%%

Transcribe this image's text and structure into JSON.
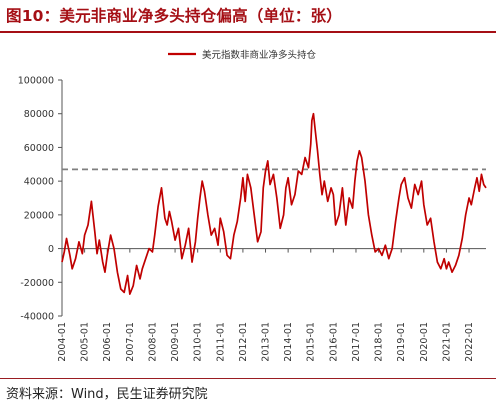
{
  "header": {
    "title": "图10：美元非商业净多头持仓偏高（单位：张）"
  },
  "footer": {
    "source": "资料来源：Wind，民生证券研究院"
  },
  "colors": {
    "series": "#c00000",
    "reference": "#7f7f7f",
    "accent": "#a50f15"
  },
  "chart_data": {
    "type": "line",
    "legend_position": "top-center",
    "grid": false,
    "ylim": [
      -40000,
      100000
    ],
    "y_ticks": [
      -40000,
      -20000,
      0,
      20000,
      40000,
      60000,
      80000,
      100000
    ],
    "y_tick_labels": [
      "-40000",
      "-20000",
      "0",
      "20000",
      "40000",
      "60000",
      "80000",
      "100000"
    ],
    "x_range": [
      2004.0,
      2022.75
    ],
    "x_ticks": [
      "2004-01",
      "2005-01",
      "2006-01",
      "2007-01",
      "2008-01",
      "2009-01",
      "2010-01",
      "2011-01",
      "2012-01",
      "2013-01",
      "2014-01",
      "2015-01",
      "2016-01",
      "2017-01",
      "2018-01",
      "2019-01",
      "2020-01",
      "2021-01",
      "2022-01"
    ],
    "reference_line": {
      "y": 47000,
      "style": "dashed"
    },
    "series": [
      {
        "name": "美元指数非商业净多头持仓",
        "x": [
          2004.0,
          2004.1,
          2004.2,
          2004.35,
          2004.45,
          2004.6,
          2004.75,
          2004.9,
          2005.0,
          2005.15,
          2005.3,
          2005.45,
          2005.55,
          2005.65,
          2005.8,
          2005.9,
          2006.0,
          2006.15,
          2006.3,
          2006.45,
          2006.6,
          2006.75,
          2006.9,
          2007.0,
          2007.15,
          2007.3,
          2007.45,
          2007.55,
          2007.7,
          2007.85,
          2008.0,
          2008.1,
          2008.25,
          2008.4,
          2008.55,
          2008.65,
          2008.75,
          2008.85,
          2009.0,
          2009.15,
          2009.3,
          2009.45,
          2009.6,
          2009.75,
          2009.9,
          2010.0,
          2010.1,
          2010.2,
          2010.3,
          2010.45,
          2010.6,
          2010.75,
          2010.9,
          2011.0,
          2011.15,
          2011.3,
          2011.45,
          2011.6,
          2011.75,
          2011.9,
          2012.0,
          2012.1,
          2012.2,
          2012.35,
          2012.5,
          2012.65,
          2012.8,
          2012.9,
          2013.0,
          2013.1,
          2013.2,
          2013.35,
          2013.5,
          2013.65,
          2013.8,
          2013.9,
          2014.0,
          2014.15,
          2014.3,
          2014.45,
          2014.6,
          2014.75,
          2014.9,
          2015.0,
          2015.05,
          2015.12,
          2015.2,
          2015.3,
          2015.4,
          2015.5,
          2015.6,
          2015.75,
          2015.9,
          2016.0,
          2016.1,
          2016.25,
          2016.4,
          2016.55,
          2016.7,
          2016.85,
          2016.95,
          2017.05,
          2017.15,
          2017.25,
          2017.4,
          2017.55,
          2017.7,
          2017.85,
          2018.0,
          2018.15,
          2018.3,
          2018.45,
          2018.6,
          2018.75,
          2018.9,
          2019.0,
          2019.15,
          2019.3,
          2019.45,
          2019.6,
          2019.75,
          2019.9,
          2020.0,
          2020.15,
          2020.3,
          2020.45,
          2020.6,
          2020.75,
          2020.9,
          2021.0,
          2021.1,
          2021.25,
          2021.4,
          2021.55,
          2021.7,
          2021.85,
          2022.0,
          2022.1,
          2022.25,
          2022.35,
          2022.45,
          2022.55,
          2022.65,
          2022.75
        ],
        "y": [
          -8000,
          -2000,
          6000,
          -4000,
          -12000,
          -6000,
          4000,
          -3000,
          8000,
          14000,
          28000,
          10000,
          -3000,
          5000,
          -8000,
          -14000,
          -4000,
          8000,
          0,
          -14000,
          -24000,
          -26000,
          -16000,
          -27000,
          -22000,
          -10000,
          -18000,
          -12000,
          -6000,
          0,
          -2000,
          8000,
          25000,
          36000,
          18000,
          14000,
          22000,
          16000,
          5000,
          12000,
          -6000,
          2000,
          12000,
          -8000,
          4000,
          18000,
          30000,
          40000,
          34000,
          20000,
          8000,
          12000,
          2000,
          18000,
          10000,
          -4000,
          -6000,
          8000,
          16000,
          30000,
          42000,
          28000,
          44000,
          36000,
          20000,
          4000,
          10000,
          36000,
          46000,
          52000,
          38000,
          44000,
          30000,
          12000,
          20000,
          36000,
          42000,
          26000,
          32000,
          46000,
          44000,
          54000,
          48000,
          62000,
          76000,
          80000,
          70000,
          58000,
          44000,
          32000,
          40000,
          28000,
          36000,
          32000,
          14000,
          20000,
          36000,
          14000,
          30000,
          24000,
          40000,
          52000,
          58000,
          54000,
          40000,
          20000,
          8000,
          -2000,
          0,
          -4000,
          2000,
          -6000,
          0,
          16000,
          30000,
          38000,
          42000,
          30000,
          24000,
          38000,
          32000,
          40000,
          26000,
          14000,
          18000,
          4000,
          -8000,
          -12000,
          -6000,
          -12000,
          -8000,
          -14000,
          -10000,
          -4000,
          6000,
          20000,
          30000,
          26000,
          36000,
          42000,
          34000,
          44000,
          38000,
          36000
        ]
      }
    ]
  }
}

%%
%%

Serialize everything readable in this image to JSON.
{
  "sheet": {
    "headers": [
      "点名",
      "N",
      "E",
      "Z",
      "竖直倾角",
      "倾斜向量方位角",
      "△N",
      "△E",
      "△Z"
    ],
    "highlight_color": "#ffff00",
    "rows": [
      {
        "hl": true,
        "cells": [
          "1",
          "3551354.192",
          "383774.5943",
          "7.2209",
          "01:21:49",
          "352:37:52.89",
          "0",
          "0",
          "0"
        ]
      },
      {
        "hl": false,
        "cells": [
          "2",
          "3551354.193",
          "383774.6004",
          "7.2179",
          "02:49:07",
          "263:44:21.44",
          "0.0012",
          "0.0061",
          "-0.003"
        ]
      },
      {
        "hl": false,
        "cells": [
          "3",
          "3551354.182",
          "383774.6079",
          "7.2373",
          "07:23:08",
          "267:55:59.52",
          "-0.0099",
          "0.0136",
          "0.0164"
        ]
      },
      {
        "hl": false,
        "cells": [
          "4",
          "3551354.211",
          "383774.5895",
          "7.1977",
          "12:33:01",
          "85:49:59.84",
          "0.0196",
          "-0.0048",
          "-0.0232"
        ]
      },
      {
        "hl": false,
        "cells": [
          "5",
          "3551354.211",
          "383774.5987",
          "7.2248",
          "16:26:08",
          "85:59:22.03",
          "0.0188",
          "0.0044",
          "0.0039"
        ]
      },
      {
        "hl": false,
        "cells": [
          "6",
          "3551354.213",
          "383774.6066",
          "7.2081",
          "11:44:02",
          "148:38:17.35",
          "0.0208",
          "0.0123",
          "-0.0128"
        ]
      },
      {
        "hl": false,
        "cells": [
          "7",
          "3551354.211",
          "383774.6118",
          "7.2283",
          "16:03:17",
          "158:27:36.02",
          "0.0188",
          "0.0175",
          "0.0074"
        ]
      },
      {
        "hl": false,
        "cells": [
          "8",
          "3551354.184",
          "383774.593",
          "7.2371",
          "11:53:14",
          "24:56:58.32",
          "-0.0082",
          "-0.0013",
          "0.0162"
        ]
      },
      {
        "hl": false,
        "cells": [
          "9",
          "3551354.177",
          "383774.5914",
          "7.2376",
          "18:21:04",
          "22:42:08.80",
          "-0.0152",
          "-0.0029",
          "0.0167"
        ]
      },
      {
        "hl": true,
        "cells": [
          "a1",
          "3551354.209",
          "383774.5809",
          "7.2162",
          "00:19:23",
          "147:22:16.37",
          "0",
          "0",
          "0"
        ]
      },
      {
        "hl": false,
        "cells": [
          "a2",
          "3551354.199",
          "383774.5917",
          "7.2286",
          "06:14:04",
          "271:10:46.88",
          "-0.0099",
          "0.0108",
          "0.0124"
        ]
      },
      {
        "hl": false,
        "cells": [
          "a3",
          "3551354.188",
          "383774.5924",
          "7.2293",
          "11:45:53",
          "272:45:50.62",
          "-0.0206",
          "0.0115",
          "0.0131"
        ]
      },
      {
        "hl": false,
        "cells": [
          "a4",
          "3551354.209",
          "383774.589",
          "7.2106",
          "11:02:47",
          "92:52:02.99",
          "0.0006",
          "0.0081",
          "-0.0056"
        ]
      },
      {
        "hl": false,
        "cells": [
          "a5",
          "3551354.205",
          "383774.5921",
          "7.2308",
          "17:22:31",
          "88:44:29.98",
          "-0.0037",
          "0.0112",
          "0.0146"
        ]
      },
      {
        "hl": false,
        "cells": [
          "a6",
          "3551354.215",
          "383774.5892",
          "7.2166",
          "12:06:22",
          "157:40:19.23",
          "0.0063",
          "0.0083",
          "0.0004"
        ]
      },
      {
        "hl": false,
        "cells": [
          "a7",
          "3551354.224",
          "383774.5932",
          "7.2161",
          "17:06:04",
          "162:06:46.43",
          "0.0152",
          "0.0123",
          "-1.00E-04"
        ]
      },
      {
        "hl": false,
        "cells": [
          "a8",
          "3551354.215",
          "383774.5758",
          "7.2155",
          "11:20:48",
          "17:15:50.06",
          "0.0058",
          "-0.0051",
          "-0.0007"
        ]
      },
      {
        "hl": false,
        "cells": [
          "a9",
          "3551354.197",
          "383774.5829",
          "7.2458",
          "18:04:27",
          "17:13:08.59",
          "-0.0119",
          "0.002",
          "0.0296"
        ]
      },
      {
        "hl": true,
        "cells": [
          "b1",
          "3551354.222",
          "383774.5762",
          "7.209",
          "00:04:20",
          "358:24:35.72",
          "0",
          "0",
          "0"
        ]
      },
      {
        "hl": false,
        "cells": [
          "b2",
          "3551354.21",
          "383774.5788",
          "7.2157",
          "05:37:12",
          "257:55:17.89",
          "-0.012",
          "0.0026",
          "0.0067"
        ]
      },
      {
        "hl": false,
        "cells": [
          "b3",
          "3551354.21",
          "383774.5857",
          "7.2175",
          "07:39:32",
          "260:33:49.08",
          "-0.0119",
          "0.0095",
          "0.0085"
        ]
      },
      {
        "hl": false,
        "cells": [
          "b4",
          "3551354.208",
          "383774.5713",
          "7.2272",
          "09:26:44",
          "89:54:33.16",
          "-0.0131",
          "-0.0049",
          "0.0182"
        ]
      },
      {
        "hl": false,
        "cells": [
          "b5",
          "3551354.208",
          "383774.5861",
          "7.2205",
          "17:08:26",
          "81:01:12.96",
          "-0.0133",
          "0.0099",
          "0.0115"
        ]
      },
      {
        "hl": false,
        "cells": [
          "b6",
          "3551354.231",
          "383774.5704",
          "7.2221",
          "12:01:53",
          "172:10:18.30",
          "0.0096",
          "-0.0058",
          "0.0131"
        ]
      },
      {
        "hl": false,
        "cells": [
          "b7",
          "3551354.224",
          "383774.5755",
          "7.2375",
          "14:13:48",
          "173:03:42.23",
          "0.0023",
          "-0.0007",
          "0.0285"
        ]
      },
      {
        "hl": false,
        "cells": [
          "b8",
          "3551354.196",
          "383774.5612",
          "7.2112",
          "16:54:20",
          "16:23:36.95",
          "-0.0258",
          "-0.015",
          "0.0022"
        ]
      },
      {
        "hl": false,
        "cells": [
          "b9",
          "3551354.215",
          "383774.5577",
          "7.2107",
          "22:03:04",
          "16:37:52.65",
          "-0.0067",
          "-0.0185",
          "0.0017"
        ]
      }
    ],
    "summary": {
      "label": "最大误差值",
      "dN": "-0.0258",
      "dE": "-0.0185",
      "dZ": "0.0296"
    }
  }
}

%%
%%

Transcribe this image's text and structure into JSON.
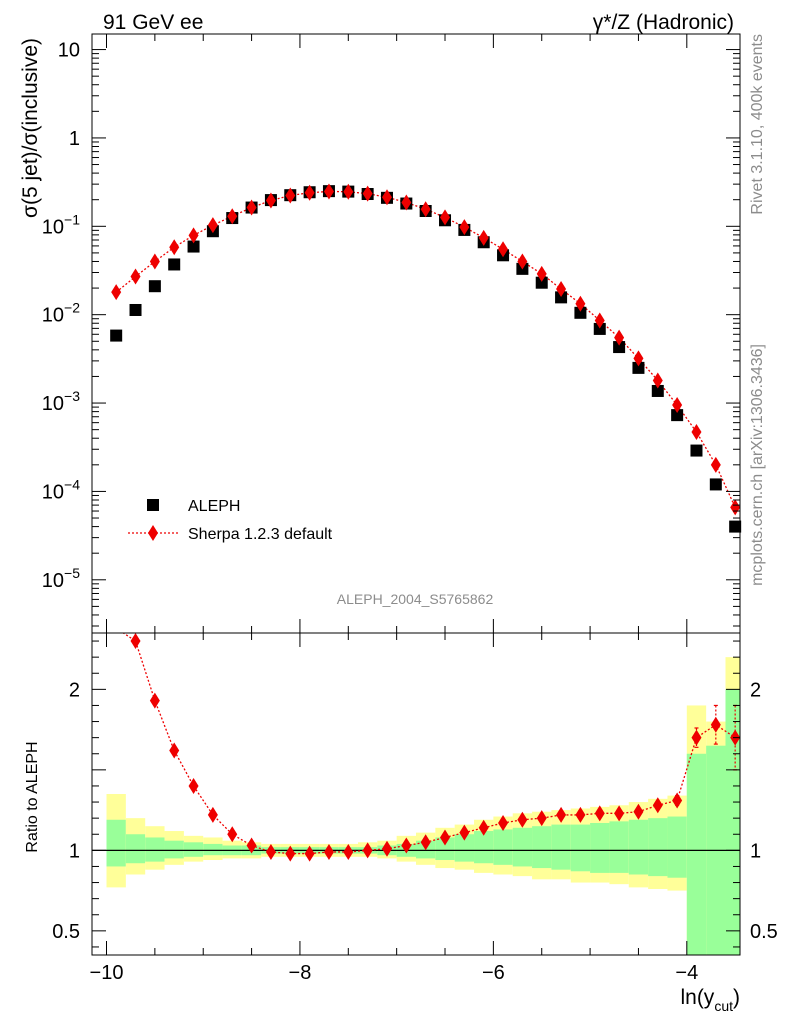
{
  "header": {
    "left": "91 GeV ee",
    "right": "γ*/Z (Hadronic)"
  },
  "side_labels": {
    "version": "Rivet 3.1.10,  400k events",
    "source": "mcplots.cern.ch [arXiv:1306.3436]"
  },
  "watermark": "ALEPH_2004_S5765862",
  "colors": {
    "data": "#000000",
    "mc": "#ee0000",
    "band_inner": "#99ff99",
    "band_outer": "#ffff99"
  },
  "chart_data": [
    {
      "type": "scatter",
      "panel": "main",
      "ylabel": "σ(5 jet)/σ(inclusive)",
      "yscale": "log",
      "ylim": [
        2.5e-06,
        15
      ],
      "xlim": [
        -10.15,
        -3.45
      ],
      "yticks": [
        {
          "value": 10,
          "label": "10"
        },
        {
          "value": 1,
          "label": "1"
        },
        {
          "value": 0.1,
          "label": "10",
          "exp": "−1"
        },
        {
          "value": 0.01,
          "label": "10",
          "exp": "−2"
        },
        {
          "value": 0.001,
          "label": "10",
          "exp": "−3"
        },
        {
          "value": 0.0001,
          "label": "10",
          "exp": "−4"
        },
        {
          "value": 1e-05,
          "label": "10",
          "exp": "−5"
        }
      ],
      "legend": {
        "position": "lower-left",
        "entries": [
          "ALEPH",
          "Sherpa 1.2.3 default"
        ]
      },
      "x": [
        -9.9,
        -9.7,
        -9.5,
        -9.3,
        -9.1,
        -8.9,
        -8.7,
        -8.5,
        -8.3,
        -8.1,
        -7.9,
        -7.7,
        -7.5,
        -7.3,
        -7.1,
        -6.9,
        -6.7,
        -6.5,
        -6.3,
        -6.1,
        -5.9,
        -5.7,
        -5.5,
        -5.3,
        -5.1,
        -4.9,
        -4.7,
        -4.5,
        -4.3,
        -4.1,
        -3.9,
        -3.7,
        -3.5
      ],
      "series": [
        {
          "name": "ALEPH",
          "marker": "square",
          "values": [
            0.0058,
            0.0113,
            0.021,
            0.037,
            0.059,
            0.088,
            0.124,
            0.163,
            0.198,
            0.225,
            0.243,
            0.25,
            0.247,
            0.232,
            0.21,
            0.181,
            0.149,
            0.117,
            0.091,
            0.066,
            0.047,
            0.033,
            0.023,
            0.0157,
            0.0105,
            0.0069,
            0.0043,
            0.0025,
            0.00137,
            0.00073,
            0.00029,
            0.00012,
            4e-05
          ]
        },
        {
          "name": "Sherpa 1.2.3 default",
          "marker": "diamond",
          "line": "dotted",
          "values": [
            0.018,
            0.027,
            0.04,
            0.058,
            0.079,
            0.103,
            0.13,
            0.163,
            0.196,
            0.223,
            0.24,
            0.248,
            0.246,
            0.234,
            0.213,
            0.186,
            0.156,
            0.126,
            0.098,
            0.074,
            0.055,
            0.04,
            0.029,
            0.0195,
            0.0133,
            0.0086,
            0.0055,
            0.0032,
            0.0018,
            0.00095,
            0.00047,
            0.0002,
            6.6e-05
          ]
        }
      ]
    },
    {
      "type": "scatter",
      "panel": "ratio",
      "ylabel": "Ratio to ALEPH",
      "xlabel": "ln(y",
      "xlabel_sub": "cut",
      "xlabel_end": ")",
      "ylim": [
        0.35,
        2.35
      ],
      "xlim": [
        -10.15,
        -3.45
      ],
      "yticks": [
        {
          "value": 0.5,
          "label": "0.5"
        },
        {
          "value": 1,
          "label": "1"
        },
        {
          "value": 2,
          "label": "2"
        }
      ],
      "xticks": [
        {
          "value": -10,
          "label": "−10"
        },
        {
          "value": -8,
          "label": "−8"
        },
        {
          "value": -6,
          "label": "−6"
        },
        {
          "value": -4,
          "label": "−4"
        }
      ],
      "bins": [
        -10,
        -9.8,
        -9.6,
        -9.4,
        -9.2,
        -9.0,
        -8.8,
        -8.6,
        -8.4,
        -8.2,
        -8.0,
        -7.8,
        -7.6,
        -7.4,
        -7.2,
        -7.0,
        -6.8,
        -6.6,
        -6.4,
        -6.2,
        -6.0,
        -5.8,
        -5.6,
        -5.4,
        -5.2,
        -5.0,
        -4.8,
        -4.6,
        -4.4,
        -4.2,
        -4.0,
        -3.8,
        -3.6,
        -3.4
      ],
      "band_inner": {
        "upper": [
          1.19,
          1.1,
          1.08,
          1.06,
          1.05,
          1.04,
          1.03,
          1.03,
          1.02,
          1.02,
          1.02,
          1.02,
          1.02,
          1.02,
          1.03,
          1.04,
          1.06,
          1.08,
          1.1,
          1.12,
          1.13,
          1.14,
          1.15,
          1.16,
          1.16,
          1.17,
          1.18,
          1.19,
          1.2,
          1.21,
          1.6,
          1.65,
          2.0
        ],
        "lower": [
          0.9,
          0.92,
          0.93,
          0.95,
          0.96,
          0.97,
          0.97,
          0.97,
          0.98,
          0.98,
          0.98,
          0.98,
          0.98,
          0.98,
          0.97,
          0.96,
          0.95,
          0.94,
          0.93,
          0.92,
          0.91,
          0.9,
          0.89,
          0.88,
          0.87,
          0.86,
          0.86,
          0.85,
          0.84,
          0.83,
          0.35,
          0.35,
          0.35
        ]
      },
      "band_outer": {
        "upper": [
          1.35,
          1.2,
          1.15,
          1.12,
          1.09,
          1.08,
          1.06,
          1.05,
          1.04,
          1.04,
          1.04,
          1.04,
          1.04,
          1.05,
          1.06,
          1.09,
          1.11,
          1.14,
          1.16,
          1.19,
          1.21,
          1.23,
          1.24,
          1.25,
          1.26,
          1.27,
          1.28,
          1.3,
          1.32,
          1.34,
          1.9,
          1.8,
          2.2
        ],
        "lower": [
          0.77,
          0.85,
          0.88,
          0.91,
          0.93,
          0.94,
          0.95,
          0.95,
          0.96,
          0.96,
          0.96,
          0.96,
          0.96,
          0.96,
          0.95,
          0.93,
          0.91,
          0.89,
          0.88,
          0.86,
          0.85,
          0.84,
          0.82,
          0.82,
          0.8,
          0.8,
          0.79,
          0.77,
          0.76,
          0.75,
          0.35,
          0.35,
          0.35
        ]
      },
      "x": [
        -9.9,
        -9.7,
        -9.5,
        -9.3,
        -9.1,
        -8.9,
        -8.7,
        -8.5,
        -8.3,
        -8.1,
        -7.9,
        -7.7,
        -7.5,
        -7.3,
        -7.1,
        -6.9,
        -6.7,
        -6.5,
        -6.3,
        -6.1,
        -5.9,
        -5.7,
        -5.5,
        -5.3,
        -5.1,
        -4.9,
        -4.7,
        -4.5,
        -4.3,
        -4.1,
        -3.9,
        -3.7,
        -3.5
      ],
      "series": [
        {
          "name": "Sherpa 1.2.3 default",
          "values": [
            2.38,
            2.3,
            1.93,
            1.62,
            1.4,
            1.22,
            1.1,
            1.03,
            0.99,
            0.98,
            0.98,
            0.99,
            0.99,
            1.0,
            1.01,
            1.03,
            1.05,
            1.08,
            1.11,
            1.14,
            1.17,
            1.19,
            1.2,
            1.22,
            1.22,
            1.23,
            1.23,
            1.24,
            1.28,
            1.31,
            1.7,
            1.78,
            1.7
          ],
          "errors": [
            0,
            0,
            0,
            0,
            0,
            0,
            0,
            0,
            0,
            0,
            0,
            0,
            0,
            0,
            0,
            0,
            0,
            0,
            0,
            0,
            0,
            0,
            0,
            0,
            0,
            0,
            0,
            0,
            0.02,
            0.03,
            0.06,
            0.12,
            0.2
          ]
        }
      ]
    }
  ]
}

%%

Problem description | How many lines in these entries hold the string "series"? Answer with the number alone.

Solved exercise | 4